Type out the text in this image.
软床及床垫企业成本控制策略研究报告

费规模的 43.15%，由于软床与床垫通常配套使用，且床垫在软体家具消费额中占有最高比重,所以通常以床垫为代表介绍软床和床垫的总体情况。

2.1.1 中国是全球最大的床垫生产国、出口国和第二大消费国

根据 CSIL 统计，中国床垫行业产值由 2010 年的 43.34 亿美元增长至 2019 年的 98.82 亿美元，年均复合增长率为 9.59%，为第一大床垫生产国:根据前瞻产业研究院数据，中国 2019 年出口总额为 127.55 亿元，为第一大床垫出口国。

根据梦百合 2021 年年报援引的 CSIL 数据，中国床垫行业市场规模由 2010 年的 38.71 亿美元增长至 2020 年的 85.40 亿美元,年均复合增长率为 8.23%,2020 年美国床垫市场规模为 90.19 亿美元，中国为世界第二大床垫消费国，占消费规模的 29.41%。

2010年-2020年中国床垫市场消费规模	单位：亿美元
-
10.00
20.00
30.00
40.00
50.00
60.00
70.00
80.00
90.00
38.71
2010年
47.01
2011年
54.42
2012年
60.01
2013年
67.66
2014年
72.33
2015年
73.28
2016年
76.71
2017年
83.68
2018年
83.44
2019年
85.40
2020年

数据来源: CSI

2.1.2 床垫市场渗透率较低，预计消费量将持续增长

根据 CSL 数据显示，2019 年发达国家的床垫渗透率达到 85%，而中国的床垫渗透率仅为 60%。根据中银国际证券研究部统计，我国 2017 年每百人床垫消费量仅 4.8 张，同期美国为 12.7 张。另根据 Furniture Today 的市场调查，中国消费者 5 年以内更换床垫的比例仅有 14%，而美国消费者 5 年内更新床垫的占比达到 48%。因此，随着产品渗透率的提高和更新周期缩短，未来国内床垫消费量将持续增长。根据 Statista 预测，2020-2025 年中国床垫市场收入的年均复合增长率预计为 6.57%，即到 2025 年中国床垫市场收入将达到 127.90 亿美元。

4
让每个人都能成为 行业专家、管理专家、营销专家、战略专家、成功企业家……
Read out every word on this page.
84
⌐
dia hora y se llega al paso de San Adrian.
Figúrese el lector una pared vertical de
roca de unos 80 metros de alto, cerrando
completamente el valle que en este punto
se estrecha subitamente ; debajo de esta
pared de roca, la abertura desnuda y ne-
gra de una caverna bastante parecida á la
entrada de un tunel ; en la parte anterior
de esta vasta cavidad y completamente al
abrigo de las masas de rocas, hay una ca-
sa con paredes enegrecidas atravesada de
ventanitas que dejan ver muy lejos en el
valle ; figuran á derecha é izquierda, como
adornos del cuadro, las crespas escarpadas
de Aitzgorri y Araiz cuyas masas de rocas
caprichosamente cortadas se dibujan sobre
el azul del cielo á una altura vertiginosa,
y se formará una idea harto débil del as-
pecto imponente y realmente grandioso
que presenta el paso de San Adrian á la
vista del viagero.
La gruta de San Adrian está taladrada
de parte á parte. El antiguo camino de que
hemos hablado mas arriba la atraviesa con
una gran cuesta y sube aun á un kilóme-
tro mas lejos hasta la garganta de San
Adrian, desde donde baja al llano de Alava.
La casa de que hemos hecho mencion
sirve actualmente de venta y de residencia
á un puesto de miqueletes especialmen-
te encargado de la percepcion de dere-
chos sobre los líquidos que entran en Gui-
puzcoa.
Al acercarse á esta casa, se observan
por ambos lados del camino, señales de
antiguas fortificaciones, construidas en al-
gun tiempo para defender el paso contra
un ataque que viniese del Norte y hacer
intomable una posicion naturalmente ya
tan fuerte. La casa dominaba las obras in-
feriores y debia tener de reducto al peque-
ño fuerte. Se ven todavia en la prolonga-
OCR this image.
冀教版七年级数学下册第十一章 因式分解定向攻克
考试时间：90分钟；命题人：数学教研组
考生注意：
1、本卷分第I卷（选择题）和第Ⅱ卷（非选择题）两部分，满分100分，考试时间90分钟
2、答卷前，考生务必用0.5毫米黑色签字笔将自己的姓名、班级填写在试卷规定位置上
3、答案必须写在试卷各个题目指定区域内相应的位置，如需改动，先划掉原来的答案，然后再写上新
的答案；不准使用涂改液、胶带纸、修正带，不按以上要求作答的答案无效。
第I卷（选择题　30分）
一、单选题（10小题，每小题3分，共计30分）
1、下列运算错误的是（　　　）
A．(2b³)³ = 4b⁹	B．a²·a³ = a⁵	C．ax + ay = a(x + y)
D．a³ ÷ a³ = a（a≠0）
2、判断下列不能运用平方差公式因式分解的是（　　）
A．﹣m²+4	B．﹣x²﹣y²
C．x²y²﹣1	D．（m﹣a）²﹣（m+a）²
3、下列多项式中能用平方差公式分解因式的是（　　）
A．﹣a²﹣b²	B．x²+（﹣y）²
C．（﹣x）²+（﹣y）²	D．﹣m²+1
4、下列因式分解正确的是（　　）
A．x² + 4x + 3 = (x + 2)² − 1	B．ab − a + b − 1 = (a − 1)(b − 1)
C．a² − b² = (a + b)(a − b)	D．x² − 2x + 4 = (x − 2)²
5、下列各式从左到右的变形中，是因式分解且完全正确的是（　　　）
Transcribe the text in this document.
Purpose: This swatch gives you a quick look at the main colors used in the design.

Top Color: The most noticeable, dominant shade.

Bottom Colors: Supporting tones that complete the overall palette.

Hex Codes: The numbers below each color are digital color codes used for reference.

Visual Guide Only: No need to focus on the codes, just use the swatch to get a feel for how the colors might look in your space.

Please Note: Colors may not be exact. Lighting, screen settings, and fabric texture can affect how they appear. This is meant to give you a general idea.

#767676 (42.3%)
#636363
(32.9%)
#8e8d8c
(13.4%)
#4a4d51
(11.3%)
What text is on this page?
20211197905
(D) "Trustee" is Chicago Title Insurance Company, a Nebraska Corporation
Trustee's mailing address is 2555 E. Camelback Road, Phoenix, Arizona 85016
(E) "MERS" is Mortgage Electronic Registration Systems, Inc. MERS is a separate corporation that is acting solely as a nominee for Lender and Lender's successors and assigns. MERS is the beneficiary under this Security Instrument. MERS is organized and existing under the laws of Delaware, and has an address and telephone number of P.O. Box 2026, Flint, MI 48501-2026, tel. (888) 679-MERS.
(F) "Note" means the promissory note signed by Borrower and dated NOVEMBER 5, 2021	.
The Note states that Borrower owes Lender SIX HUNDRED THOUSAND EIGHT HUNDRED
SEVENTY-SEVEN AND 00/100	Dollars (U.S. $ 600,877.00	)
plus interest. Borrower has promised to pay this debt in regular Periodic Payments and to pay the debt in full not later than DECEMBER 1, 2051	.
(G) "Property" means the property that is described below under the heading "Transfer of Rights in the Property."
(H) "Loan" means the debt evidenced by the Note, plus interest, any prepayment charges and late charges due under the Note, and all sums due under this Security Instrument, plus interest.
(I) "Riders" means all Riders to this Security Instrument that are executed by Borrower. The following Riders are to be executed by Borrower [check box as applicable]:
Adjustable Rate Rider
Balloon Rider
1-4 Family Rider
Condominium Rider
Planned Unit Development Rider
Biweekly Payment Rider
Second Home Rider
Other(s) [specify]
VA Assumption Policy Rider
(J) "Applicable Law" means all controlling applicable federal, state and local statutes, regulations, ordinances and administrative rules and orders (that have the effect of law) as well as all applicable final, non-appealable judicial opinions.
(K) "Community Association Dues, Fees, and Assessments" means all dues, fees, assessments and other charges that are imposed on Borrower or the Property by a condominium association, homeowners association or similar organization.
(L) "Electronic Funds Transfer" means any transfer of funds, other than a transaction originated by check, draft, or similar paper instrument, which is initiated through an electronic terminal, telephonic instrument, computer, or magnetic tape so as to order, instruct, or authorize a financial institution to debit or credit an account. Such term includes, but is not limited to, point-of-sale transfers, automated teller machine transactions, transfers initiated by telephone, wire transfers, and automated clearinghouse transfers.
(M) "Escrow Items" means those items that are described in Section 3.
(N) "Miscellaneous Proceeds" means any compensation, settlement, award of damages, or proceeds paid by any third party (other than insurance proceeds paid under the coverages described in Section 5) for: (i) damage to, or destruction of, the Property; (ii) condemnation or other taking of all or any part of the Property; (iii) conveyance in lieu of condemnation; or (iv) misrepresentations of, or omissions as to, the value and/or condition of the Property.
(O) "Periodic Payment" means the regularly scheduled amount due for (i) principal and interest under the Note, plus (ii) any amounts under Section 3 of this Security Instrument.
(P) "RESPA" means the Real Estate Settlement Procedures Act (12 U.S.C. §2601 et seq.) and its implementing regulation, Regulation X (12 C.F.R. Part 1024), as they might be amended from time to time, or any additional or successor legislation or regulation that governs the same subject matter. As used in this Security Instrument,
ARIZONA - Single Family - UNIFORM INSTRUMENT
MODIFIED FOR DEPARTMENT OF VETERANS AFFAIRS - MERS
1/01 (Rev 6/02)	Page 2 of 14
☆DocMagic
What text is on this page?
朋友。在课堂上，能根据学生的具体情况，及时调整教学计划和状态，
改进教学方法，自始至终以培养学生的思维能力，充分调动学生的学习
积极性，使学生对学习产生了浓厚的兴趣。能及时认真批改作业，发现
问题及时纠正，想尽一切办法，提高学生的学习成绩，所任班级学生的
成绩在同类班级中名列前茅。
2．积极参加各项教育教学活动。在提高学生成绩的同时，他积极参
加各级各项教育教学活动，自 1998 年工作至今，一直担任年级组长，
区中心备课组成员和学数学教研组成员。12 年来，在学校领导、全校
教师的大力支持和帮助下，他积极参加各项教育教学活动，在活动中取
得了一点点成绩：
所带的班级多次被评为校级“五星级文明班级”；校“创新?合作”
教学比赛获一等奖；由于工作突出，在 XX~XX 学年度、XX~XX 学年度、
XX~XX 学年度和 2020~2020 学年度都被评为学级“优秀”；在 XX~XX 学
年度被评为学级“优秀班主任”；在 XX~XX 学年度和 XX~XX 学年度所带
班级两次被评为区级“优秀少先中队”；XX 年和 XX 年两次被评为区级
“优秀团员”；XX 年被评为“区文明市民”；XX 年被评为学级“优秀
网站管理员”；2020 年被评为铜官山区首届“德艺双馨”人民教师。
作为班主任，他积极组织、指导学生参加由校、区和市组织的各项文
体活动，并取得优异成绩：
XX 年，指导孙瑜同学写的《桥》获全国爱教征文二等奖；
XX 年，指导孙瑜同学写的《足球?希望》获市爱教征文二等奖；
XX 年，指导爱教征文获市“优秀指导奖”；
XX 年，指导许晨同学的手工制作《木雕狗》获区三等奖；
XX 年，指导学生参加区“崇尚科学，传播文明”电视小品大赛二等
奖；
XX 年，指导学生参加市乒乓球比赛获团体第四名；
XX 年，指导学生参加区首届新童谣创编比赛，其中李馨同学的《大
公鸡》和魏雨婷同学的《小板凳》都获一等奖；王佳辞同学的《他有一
++++
**Exercise objective:** From the entries above, copy every line where the word "Borrower" shows up.

**Complete response:**
(F) "Note" means the promissory note signed by Borrower and dated NOVEMBER 5, 2021	.
The Note states that Borrower owes Lender SIX HUNDRED THOUSAND EIGHT HUNDRED
plus interest. Borrower has promised to pay this debt in regular Periodic Payments and to pay the debt in full not later than DECEMBER 1, 2051	.
(I) "Riders" means all Riders to this Security Instrument that are executed by Borrower. The following Riders are to be executed by Borrower [check box as applicable]:
(K) "Community Association Dues, Fees, and Assessments" means all dues, fees, assessments and other charges that are imposed on Borrower or the Property by a condominium association, homeowners association or similar organization.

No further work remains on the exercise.